» **Given problem**:
Set out every line bearing the string "JSON".

*** Rows ***

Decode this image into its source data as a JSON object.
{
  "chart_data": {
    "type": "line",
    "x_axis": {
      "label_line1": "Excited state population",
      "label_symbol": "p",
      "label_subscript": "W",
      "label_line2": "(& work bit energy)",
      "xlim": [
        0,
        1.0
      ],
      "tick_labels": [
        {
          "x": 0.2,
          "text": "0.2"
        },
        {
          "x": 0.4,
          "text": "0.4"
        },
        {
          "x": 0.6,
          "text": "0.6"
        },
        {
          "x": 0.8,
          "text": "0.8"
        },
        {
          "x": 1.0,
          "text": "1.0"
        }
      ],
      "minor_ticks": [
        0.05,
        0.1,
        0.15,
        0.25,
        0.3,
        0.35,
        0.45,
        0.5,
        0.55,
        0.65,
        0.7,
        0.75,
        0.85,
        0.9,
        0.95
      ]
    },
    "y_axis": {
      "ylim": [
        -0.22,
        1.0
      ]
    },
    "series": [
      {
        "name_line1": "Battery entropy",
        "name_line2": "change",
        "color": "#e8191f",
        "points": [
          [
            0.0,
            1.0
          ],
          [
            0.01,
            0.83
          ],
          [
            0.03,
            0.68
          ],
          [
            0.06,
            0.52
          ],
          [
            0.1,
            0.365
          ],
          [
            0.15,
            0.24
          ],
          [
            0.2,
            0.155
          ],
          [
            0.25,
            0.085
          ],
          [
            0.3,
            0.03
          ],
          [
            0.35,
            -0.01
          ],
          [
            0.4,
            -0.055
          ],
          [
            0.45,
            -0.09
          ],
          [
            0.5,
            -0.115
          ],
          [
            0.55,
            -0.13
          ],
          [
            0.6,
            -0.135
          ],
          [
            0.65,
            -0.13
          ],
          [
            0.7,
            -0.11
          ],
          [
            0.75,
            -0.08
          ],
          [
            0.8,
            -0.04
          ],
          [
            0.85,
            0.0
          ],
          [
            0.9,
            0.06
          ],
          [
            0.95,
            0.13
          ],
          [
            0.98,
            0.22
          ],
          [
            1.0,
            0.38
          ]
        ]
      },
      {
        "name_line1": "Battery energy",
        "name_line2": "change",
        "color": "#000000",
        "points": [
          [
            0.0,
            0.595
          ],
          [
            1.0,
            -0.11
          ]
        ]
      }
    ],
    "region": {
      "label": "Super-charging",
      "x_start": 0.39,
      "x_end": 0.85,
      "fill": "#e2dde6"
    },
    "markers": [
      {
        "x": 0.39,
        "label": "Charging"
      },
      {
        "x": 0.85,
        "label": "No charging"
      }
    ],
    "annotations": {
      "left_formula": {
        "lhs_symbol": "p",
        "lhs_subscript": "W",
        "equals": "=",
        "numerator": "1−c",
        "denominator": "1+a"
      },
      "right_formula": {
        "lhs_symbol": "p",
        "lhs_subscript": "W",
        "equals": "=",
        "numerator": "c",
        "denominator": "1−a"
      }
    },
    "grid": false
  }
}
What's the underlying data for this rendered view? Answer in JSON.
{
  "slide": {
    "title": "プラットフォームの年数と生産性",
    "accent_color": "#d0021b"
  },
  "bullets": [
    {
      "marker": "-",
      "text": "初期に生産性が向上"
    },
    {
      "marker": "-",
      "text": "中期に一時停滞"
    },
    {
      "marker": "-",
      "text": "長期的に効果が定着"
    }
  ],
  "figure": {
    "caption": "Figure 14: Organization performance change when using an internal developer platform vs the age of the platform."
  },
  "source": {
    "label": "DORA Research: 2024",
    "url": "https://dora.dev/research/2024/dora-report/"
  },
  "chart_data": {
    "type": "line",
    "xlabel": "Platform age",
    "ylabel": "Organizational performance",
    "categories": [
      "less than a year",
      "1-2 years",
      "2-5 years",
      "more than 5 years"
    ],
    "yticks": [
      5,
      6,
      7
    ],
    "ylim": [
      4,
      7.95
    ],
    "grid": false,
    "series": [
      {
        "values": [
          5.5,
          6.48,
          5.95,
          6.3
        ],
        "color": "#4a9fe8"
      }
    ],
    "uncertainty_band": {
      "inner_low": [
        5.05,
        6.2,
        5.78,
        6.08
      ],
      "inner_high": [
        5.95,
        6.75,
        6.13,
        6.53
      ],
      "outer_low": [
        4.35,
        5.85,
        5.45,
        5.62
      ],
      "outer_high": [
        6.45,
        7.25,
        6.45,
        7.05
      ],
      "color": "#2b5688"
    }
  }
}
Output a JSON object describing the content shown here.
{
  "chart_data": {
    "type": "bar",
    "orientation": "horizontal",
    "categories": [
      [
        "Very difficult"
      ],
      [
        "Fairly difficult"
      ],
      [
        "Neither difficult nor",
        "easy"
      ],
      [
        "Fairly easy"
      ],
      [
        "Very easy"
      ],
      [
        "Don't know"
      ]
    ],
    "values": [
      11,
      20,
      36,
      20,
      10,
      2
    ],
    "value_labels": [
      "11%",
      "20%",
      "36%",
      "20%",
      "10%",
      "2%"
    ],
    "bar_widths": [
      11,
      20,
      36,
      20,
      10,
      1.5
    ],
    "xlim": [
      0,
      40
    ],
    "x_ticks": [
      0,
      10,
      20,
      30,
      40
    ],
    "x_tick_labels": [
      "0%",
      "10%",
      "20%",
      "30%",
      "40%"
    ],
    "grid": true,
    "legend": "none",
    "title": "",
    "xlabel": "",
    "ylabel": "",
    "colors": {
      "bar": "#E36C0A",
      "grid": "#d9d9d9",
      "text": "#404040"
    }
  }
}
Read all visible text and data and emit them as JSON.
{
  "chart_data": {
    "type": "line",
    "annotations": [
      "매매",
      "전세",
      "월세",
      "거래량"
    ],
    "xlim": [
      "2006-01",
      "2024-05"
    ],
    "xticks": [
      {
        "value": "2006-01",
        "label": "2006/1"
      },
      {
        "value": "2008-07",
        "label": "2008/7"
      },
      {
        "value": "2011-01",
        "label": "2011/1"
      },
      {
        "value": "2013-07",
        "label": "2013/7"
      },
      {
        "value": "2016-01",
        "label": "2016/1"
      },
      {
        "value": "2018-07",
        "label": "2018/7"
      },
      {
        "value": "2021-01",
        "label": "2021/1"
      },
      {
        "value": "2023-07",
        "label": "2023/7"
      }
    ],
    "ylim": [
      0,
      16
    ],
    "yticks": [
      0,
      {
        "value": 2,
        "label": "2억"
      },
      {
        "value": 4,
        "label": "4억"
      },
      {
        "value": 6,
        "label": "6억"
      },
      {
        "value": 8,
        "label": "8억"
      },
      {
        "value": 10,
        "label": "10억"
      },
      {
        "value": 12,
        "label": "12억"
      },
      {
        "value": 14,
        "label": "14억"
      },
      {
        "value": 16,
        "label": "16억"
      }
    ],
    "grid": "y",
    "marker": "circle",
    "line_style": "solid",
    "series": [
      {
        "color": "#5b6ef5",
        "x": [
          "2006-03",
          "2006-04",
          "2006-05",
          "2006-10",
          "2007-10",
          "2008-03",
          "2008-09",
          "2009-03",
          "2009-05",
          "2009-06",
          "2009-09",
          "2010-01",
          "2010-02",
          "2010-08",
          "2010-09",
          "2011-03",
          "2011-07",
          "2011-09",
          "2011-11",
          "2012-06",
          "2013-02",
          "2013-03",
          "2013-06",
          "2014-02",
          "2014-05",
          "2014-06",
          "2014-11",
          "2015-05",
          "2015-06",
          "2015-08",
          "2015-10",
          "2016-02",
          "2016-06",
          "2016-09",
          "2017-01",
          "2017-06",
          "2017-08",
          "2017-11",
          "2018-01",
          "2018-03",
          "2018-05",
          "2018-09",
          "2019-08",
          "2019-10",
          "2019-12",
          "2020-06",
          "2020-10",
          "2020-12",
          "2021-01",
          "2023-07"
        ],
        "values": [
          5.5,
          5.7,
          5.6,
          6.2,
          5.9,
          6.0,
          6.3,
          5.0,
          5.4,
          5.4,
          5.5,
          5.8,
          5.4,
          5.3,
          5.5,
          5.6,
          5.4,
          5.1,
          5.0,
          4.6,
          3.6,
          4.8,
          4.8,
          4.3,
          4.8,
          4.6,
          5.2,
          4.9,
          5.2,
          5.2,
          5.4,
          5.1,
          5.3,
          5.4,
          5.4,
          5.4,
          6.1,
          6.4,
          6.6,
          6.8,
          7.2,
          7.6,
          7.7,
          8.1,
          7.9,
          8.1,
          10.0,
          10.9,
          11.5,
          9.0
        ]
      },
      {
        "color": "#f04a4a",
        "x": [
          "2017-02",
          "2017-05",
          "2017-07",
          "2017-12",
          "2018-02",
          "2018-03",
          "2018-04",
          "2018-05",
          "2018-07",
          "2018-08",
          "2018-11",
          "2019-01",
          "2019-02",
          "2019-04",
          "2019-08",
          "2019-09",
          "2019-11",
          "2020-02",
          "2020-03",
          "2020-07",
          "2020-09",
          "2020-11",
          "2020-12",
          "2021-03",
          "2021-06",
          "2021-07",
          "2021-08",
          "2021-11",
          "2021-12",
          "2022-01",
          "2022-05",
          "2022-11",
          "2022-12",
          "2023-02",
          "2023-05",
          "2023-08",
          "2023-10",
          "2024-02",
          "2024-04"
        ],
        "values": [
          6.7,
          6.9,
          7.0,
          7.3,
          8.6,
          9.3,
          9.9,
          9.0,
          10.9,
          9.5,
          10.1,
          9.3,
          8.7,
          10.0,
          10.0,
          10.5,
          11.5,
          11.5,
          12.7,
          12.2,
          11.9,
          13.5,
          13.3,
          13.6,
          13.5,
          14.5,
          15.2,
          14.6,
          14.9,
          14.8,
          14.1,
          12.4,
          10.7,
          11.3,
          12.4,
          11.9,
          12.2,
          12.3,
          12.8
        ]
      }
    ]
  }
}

***

» **Task response**:
Decode this image into its source data as a JSON object.
What's the underlying data for this rendered view? Answer in JSON.
Output a JSON object describing the content shown here.
Read all visible text and data and emit them as JSON.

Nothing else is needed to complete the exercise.